INPUT:
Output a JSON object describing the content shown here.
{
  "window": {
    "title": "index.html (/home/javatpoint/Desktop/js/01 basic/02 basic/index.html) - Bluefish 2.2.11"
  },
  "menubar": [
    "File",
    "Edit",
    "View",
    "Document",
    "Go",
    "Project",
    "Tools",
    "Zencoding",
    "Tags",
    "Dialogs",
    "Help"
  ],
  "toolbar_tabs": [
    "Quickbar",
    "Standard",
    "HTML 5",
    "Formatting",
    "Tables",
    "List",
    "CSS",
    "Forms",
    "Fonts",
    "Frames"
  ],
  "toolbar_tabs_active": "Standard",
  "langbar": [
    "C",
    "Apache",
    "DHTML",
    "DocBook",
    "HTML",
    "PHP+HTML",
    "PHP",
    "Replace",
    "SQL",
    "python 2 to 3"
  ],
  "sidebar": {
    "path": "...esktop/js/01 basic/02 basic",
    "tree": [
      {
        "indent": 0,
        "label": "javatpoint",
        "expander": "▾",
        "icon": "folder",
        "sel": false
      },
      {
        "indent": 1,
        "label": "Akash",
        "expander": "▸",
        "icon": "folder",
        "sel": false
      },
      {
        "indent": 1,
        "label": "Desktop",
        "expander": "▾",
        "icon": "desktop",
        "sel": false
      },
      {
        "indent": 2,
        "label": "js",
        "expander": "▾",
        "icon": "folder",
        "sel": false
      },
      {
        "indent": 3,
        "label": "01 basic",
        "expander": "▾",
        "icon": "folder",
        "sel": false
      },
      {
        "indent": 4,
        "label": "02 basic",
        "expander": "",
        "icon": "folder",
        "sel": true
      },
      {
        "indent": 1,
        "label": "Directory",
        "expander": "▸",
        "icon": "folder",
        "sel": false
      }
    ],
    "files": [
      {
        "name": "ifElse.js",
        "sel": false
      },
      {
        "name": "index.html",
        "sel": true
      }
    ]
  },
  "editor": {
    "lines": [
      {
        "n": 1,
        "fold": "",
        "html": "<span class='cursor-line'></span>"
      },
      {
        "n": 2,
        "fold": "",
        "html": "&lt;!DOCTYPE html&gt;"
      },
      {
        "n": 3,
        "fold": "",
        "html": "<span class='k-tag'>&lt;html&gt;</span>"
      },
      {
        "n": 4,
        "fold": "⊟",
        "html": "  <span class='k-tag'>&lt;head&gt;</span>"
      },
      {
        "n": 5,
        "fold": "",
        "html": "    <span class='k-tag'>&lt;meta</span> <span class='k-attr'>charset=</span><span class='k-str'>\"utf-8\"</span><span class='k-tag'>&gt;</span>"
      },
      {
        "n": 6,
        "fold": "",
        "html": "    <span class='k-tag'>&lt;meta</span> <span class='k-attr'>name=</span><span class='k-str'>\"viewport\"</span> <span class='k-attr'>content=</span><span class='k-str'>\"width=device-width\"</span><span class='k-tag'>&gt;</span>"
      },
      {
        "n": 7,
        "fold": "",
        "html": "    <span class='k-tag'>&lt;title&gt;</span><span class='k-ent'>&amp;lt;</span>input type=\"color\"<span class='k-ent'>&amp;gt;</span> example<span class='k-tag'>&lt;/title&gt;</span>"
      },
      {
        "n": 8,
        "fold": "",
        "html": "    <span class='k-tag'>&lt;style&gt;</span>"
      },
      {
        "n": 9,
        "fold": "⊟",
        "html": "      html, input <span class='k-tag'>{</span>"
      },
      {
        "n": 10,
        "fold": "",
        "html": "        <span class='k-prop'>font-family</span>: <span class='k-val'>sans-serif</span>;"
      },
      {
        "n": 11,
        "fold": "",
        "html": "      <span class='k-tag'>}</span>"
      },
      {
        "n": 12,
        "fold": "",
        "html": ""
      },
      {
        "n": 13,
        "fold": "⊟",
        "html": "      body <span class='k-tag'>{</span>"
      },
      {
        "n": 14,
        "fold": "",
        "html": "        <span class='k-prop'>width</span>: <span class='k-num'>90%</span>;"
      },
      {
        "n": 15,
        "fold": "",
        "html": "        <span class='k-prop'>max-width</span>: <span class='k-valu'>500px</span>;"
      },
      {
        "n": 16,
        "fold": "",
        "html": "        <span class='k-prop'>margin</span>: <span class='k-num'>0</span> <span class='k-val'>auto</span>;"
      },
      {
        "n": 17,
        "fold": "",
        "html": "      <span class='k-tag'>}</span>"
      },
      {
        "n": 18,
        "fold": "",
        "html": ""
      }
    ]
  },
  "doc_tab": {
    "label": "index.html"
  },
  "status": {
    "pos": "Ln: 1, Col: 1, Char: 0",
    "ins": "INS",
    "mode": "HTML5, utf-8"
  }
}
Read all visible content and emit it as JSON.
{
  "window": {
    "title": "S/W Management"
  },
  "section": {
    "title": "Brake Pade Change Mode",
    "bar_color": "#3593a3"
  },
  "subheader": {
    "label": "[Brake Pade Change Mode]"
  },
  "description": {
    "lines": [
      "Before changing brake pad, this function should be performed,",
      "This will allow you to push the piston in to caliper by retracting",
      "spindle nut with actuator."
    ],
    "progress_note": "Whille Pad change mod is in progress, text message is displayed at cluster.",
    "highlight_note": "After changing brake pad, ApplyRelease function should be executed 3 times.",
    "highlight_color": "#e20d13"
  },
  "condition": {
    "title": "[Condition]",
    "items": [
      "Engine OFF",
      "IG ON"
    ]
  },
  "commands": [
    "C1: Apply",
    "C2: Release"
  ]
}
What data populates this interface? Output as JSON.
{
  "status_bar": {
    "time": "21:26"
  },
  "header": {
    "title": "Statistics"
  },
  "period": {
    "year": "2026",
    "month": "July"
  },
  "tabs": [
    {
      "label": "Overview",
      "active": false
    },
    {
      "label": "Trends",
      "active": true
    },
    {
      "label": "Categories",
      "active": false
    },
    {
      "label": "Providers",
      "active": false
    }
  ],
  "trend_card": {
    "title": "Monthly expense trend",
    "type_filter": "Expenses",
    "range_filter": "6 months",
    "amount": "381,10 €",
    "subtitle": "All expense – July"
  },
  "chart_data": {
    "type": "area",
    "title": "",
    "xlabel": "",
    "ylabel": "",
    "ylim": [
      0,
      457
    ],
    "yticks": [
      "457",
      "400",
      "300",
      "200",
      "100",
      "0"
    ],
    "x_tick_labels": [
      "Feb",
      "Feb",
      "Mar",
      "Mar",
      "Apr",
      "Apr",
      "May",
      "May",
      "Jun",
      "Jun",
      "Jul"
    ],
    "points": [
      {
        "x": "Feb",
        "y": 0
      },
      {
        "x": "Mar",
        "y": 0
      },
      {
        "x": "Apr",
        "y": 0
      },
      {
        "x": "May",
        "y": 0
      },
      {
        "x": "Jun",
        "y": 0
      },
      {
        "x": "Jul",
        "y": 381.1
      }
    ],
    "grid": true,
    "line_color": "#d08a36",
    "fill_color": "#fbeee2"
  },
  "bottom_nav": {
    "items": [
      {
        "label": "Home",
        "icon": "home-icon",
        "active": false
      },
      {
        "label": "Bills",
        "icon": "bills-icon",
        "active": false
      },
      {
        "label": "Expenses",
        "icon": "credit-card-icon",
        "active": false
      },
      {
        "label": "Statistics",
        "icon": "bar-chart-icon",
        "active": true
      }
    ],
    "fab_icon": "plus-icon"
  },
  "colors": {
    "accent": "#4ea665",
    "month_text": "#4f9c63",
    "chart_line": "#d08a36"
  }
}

EXERCISE GOAL: Print the entries exactly. Include every one.

ANSWER TO THIS EXERCISE:
Output a JSON object describing the content shown here.
{
  "window": {
    "title": "index.html (/home/javatpoint/Desktop/js/01 basic/02 basic/index.html) - Bluefish 2.2.11"
  },
  "menubar": [
    "File",
    "Edit",
    "View",
    "Document",
    "Go",
    "Project",
    "Tools",
    "Zencoding",
    "Tags",
    "Dialogs",
    "Help"
  ],
  "toolbar_tabs": [
    "Quickbar",
    "Standard",
    "HTML 5",
    "Formatting",
    "Tables",
    "List",
    "CSS",
    "Forms",
    "Fonts",
    "Frames"
  ],
  "toolbar_tabs_active": "Standard",
  "langbar": [
    "C",
    "Apache",
    "DHTML",
    "DocBook",
    "HTML",
    "PHP+HTML",
    "PHP",
    "Replace",
    "SQL",
    "python 2 to 3"
  ],
  "sidebar": {
    "path": "...esktop/js/01 basic/02 basic",
    "tree": [
      {
        "indent": 0,
        "label": "javatpoint",
        "expander": "▾",
        "icon": "folder",
        "sel": false
      },
      {
        "indent": 1,
        "label": "Akash",
        "expander": "▸",
        "icon": "folder",
        "sel": false
      },
      {
        "indent": 1,
        "label": "Desktop",
        "expander": "▾",
        "icon": "desktop",
        "sel": false
      },
      {
        "indent": 2,
        "label": "js",
        "expander": "▾",
        "icon": "folder",
        "sel": false
      },
      {
        "indent": 3,
        "label": "01 basic",
        "expander": "▾",
        "icon": "folder",
        "sel": false
      },
      {
        "indent": 4,
        "label": "02 basic",
        "expander": "",
        "icon": "folder",
        "sel": true
      },
      {
        "indent": 1,
        "label": "Directory",
        "expander": "▸",
        "icon": "folder",
        "sel": false
      }
    ],
    "files": [
      {
        "name": "ifElse.js",
        "sel": false
      },
      {
        "name": "index.html",
        "sel": true
      }
    ]
  },
  "editor": {
    "lines": [
      {
        "n": 1,
        "fold": "",
        "html": "<span class='cursor-line'></span>"
      },
      {
        "n": 2,
        "fold": "",
        "html": "&lt;!DOCTYPE html&gt;"
      },
      {
        "n": 3,
        "fold": "",
        "html": "<span class='k-tag'>&lt;html&gt;</span>"
      },
      {
        "n": 4,
        "fold": "⊟",
        "html": "  <span class='k-tag'>&lt;head&gt;</span>"
      },
      {
        "n": 5,
        "fold": "",
        "html": "    <span class='k-tag'>&lt;meta</span> <span class='k-attr'>charset=</span><span class='k-str'>\"utf-8\"</span><span class='k-tag'>&gt;</span>"
      },
      {
        "n": 6,
        "fold": "",
        "html": "    <span class='k-tag'>&lt;meta</span> <span class='k-attr'>name=</span><span class='k-str'>\"viewport\"</span> <span class='k-attr'>content=</span><span class='k-str'>\"width=device-width\"</span><span class='k-tag'>&gt;</span>"
      },
      {
        "n": 7,
        "fold": "",
        "html": "    <span class='k-tag'>&lt;title&gt;</span><span class='k-ent'>&amp;lt;</span>input type=\"color\"<span class='k-ent'>&amp;gt;</span> example<span class='k-tag'>&lt;/title&gt;</span>"
      },
      {
        "n": 8,
        "fold": "",
        "html": "    <span class='k-tag'>&lt;style&gt;</span>"
      },
      {
        "n": 9,
        "fold": "⊟",
        "html": "      html, input <span class='k-tag'>{</span>"
      },
      {
        "n": 10,
        "fold": "",
        "html": "        <span class='k-prop'>font-family</span>: <span class='k-val'>sans-serif</span>;"
      },
      {
        "n": 11,
        "fold": "",
        "html": "      <span class='k-tag'>}</span>"
      },
      {
        "n": 12,
        "fold": "",
        "html": ""
      },
      {
        "n": 13,
        "fold": "⊟",
        "html": "      body <span class='k-tag'>{</span>"
      },
      {
        "n": 14,
        "fold": "",
        "html": "        <span class='k-prop'>width</span>: <span class='k-num'>90%</span>;"
      },
      {
        "n": 15,
        "fold": "",
        "html": "        <span class='k-prop'>max-width</span>: <span class='k-valu'>500px</span>;"
      },
      {
        "n": 16,
        "fold": "",
        "html": "        <span class='k-prop'>margin</span>: <span class='k-num'>0</span> <span class='k-val'>auto</span>;"
      },
      {
        "n": 17,
        "fold": "",
        "html": "      <span class='k-tag'>}</span>"
      },
      {
        "n": 18,
        "fold": "",
        "html": ""
      }
    ]
  },
  "doc_tab": {
    "label": "index.html"
  },
  "status": {
    "pos": "Ln: 1, Col: 1, Char: 0",
    "ins": "INS",
    "mode": "HTML5, utf-8"
  }
}
Read all visible content and emit it as JSON.
{
  "window": {
    "title": "S/W Management"
  },
  "section": {
    "title": "Brake Pade Change Mode",
    "bar_color": "#3593a3"
  },
  "subheader": {
    "label": "[Brake Pade Change Mode]"
  },
  "description": {
    "lines": [
      "Before changing brake pad, this function should be performed,",
      "This will allow you to push the piston in to caliper by retracting",
      "spindle nut with actuator."
    ],
    "progress_note": "Whille Pad change mod is in progress, text message is displayed at cluster.",
    "highlight_note": "After changing brake pad, ApplyRelease function should be executed 3 times.",
    "highlight_color": "#e20d13"
  },
  "condition": {
    "title": "[Condition]",
    "items": [
      "Engine OFF",
      "IG ON"
    ]
  },
  "commands": [
    "C1: Apply",
    "C2: Release"
  ]
}
What data populates this interface? Output as JSON.
{
  "status_bar": {
    "time": "21:26"
  },
  "header": {
    "title": "Statistics"
  },
  "period": {
    "year": "2026",
    "month": "July"
  },
  "tabs": [
    {
      "label": "Overview",
      "active": false
    },
    {
      "label": "Trends",
      "active": true
    },
    {
      "label": "Categories",
      "active": false
    },
    {
      "label": "Providers",
      "active": false
    }
  ],
  "trend_card": {
    "title": "Monthly expense trend",
    "type_filter": "Expenses",
    "range_filter": "6 months",
    "amount": "381,10 €",
    "subtitle": "All expense – July"
  },
  "chart_data": {
    "type": "area",
    "title": "",
    "xlabel": "",
    "ylabel": "",
    "ylim": [
      0,
      457
    ],
    "yticks": [
      "457",
      "400",
      "300",
      "200",
      "100",
      "0"
    ],
    "x_tick_labels": [
      "Feb",
      "Feb",
      "Mar",
      "Mar",
      "Apr",
      "Apr",
      "May",
      "May",
      "Jun",
      "Jun",
      "Jul"
    ],
    "points": [
      {
        "x": "Feb",
        "y": 0
      },
      {
        "x": "Mar",
        "y": 0
      },
      {
        "x": "Apr",
        "y": 0
      },
      {
        "x": "May",
        "y": 0
      },
      {
        "x": "Jun",
        "y": 0
      },
      {
        "x": "Jul",
        "y": 381.1
      }
    ],
    "grid": true,
    "line_color": "#d08a36",
    "fill_color": "#fbeee2"
  },
  "bottom_nav": {
    "items": [
      {
        "label": "Home",
        "icon": "home-icon",
        "active": false
      },
      {
        "label": "Bills",
        "icon": "bills-icon",
        "active": false
      },
      {
        "label": "Expenses",
        "icon": "credit-card-icon",
        "active": false
      },
      {
        "label": "Statistics",
        "icon": "bar-chart-icon",
        "active": true
      }
    ],
    "fab_icon": "plus-icon"
  },
  "colors": {
    "accent": "#4ea665",
    "month_text": "#4f9c63",
    "chart_line": "#d08a36"
  }
}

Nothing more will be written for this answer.